● WRITTEN INSTRUCTION
Make an exact copy of the records, with the images left out.

-.-.-

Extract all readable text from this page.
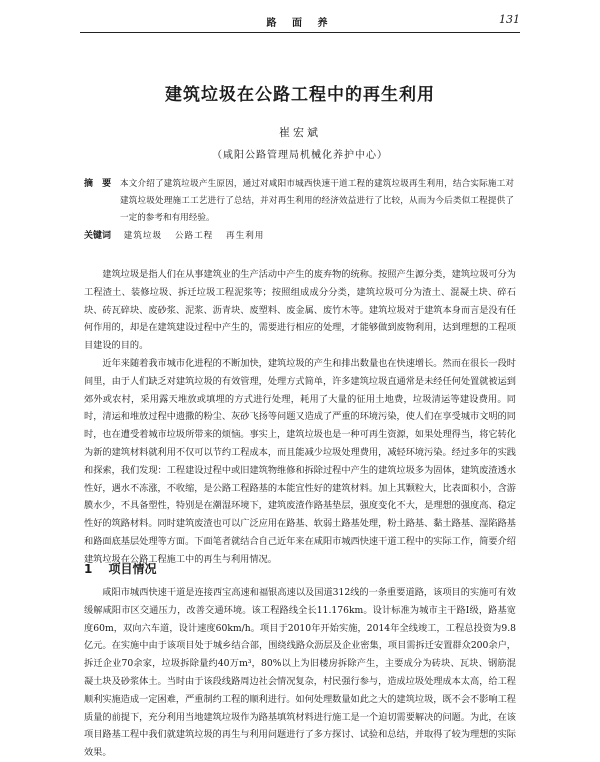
路 面 养	131
建筑垃圾在公路工程中的再生利用
崔宏斌
（咸阳公路管理局机械化养护中心）
摘 要 本文介绍了建筑垃圾产生原因，通过对咸阳市城西快速干道工程的建筑垃圾再生利用，结合实际施工对建筑垃圾处理施工工艺进行了总结，并对再生利用的经济效益进行了比较，从而为今后类似工程提供了一定的参考和有用经验。
关键词 建筑垃圾 公路工程 再生利用

建筑垃圾是指人们在从事建筑业的生产活动中产生的废弃物的统称。按照产生源分类，建筑垃圾可分为工程渣土、装修垃圾、拆迁垃圾工程泥浆等；按照组成成分分类，建筑垃圾可分为渣土、混凝土块、碎石块、砖瓦碎块、废砂浆、泥浆、沥青块、废塑料、废金属、废竹木等。建筑垃圾对于建筑本身而言是没有任何作用的，却是在建筑建设过程中产生的，需要进行相应的处理，才能够做到废物利用，达到理想的工程项目建设的目的。

近年来随着我市城市化进程的不断加快，建筑垃圾的产生和排出数量也在快速增长。然而在很长一段时间里，由于人们缺乏对建筑垃圾的有效管理，处理方式简单，许多建筑垃圾直通常是未经任何处置就被运到郊外或农村，采用露天堆放或填埋的方式进行处理，耗用了大量的征用土地费，垃圾清运等建设费用。同时，清运和堆放过程中遗撒的粉尘、灰砂飞扬等问题又造成了严重的环境污染，使人们在享受城市文明的同时，也在遭受着城市垃圾所带来的烦恼。事实上，建筑垃圾也是一种可再生资源，如果处理得当，将它转化为新的建筑材料就利用不仅可以节约工程成本，而且能减少垃圾处理费用，减轻环境污染。经过多年的实践和探索，我们发现：工程建设过程中或旧建筑物维修和拆除过程中产生的建筑垃圾多为固体，建筑废渣透水性好，遇水不冻涨，不收缩，是公路工程路基的本能宜性好的建筑材料。加上其颗粒大，比表面积小，含游膜水少，不具备塑性，特别是在潮湿环境下，建筑废渣作路基垫层，强度变化不大，是理想的强度高、稳定性好的筑路材料。同时建筑废渣也可以广泛应用在路基、软弱土路基处理，粉土路基、黏土路基、湿陷路基和路面底基层处理等方面。下面笔者就结合自己近年来在咸阳市城西快速干道工程中的实际工作，简要介绍建筑垃圾在公路工程施工中的再生与利用情况。

1 项目情况

咸阳市城西快速干道是连接西宝高速和福银高速以及国道312线的一条重要道路，该项目的实施可有效缓解咸阳市区交通压力，改善交通环境。该工程路线全长11.176km。设计标准为城市主干路Ⅰ级，路基宽度60m，双向六车道，设计速度60km/h。项目于2010年开始实施，2014年全线竣工，工程总投资为9.8亿元。在实施中由于该项目处于城乡结合部，围绕线路众沥层及企业密集，项目需拆迁安置群众200余户，拆迁企业70余家，垃圾拆除量约40万m³，80%以上为旧楼房拆除产生，主要成分为砖块、瓦块、钢筋混凝土块及砂浆体土。当时由于该段线路周边社会情况复杂，村民强行参与，造成垃圾处理成本太高，给工程顺利实施造成一定困难，严重制约工程的顺利进行。如何处理数量如此之大的建筑垃圾，既不会不影响工程质量的前提下，充分利用当地建筑垃圾作为路基填筑材料进行施工是一个迫切需要解决的问题。为此，在该项目路基工程中我们就建筑垃圾的再生与利用问题进行了多方探讨、试验和总结，并取得了较为理想的实际效果。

-.-.-

● THE ANSWER
Extract all readable text from this page.
路 面 养	131
建筑垃圾在公路工程中的再生利用
崔宏斌
（咸阳公路管理局机械化养护中心）
摘 要 本文介绍了建筑垃圾产生原因，通过对咸阳市城西快速干道工程的建筑垃圾再生利用，结合实际施工对建筑垃圾处理施工工艺进行了总结，并对再生利用的经济效益进行了比较，从而为今后类似工程提供了一定的参考和有用经验。
关键词 建筑垃圾 公路工程 再生利用

建筑垃圾是指人们在从事建筑业的生产活动中产生的废弃物的统称。按照产生源分类，建筑垃圾可分为工程渣土、装修垃圾、拆迁垃圾工程泥浆等；按照组成成分分类，建筑垃圾可分为渣土、混凝土块、碎石块、砖瓦碎块、废砂浆、泥浆、沥青块、废塑料、废金属、废竹木等。建筑垃圾对于建筑本身而言是没有任何作用的，却是在建筑建设过程中产生的，需要进行相应的处理，才能够做到废物利用，达到理想的工程项目建设的目的。

近年来随着我市城市化进程的不断加快，建筑垃圾的产生和排出数量也在快速增长。然而在很长一段时间里，由于人们缺乏对建筑垃圾的有效管理，处理方式简单，许多建筑垃圾直通常是未经任何处置就被运到郊外或农村，采用露天堆放或填埋的方式进行处理，耗用了大量的征用土地费，垃圾清运等建设费用。同时，清运和堆放过程中遗撒的粉尘、灰砂飞扬等问题又造成了严重的环境污染，使人们在享受城市文明的同时，也在遭受着城市垃圾所带来的烦恼。事实上，建筑垃圾也是一种可再生资源，如果处理得当，将它转化为新的建筑材料就利用不仅可以节约工程成本，而且能减少垃圾处理费用，减轻环境污染。经过多年的实践和探索，我们发现：工程建设过程中或旧建筑物维修和拆除过程中产生的建筑垃圾多为固体，建筑废渣透水性好，遇水不冻涨，不收缩，是公路工程路基的本能宜性好的建筑材料。加上其颗粒大，比表面积小，含游膜水少，不具备塑性，特别是在潮湿环境下，建筑废渣作路基垫层，强度变化不大，是理想的强度高、稳定性好的筑路材料。同时建筑废渣也可以广泛应用在路基、软弱土路基处理，粉土路基、黏土路基、湿陷路基和路面底基层处理等方面。下面笔者就结合自己近年来在咸阳市城西快速干道工程中的实际工作，简要介绍建筑垃圾在公路工程施工中的再生与利用情况。

1 项目情况

咸阳市城西快速干道是连接西宝高速和福银高速以及国道312线的一条重要道路，该项目的实施可有效缓解咸阳市区交通压力，改善交通环境。该工程路线全长11.176km。设计标准为城市主干路Ⅰ级，路基宽度60m，双向六车道，设计速度60km/h。项目于2010年开始实施，2014年全线竣工，工程总投资为9.8亿元。在实施中由于该项目处于城乡结合部，围绕线路众沥层及企业密集，项目需拆迁安置群众200余户，拆迁企业70余家，垃圾拆除量约40万m³，80%以上为旧楼房拆除产生，主要成分为砖块、瓦块、钢筋混凝土块及砂浆体土。当时由于该段线路周边社会情况复杂，村民强行参与，造成垃圾处理成本太高，给工程顺利实施造成一定困难，严重制约工程的顺利进行。如何处理数量如此之大的建筑垃圾，既不会不影响工程质量的前提下，充分利用当地建筑垃圾作为路基填筑材料进行施工是一个迫切需要解决的问题。为此，在该项目路基工程中我们就建筑垃圾的再生与利用问题进行了多方探讨、试验和总结，并取得了较为理想的实际效果。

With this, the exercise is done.